**STATED EXERCISE:**
Count lines with "arcsec" in them. Report only the total.

**DATA IN THIS EXERCISE:**

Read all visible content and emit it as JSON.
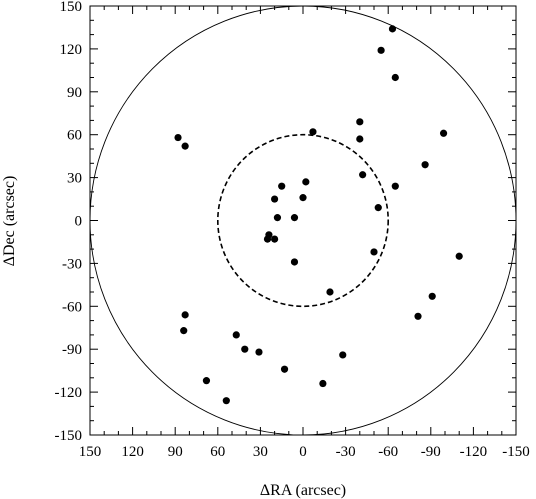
{
  "chart_data": {
    "type": "scatter",
    "title": "",
    "xlabel": "ΔRA (arcsec)",
    "ylabel": "ΔDec (arcsec)",
    "xlim": [
      150,
      -150
    ],
    "ylim": [
      -150,
      150
    ],
    "x_inverted": true,
    "xticks": [
      150,
      120,
      90,
      60,
      30,
      0,
      -30,
      -60,
      -90,
      -120,
      -150
    ],
    "xtick_labels": [
      "150",
      "120",
      "90",
      "60",
      "30",
      "0",
      "-30",
      "-60",
      "-90",
      "-120",
      "-150"
    ],
    "yticks": [
      150,
      120,
      90,
      60,
      30,
      0,
      -30,
      -60,
      -90,
      -120,
      -150
    ],
    "ytick_labels": [
      "150",
      "120",
      "90",
      "60",
      "30",
      "0",
      "-30",
      "-60",
      "-90",
      "-120",
      "-150"
    ],
    "grid": false,
    "circles": [
      {
        "style": "dashed",
        "radius": 60
      },
      {
        "style": "solid",
        "radius": 150
      }
    ],
    "points": [
      {
        "x": -63,
        "y": 134
      },
      {
        "x": -55,
        "y": 119
      },
      {
        "x": -65,
        "y": 100
      },
      {
        "x": -40,
        "y": 69
      },
      {
        "x": -99,
        "y": 61
      },
      {
        "x": -7,
        "y": 62
      },
      {
        "x": 88,
        "y": 58
      },
      {
        "x": 83,
        "y": 52
      },
      {
        "x": -40,
        "y": 57
      },
      {
        "x": -86,
        "y": 39
      },
      {
        "x": -42,
        "y": 32
      },
      {
        "x": -2,
        "y": 27
      },
      {
        "x": -65,
        "y": 24
      },
      {
        "x": 15,
        "y": 24
      },
      {
        "x": 20,
        "y": 15
      },
      {
        "x": 0,
        "y": 16
      },
      {
        "x": -53,
        "y": 9
      },
      {
        "x": 18,
        "y": 2
      },
      {
        "x": 6,
        "y": 2
      },
      {
        "x": 24,
        "y": -10
      },
      {
        "x": 25,
        "y": -13
      },
      {
        "x": 20,
        "y": -13
      },
      {
        "x": -50,
        "y": -22
      },
      {
        "x": 6,
        "y": -29
      },
      {
        "x": -110,
        "y": -25
      },
      {
        "x": -19,
        "y": -50
      },
      {
        "x": -91,
        "y": -53
      },
      {
        "x": -81,
        "y": -67
      },
      {
        "x": 83,
        "y": -66
      },
      {
        "x": 84,
        "y": -77
      },
      {
        "x": 47,
        "y": -80
      },
      {
        "x": 41,
        "y": -90
      },
      {
        "x": 31,
        "y": -92
      },
      {
        "x": -28,
        "y": -94
      },
      {
        "x": 13,
        "y": -104
      },
      {
        "x": -14,
        "y": -114
      },
      {
        "x": 68,
        "y": -112
      },
      {
        "x": 54,
        "y": -126
      }
    ]
  }
}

**RESPONSE TO THE EXERCISE:**
2